▸ **Description of the task**
Exact repetition is required: output every record in full.

▸ **Data supplied**

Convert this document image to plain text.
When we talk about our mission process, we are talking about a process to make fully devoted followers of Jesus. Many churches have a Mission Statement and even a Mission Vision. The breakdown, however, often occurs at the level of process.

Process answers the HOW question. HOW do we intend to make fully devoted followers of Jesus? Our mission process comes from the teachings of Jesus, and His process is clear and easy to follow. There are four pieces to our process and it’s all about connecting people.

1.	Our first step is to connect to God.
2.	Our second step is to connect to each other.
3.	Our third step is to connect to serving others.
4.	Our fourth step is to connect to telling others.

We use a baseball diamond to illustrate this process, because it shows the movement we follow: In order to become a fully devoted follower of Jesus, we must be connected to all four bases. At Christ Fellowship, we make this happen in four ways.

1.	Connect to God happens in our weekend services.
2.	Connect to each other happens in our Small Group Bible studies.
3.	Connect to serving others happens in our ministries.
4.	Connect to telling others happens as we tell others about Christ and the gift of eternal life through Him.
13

▸ **Written response**
Convert this document image to plain text.
When we talk about our mission process, we are talking about a process to make fully devoted followers of Jesus. Many churches have a Mission Statement and even a Mission Vision. The breakdown, however, often occurs at the level of process.

Process answers the HOW question. HOW do we intend to make fully devoted followers of Jesus? Our mission process comes from the teachings of Jesus, and His process is clear and easy to follow. There are four pieces to our process and it’s all about connecting people.

1.	Our first step is to connect to God.
2.	Our second step is to connect to each other.
3.	Our third step is to connect to serving others.
4.	Our fourth step is to connect to telling others.

We use a baseball diamond to illustrate this process, because it shows the movement we follow: In order to become a fully devoted follower of Jesus, we must be connected to all four bases. At Christ Fellowship, we make this happen in four ways.

1.	Connect to God happens in our weekend services.
2.	Connect to each other happens in our Small Group Bible studies.
3.	Connect to serving others happens in our ministries.
4.	Connect to telling others happens as we tell others about Christ and the gift of eternal life through Him.
13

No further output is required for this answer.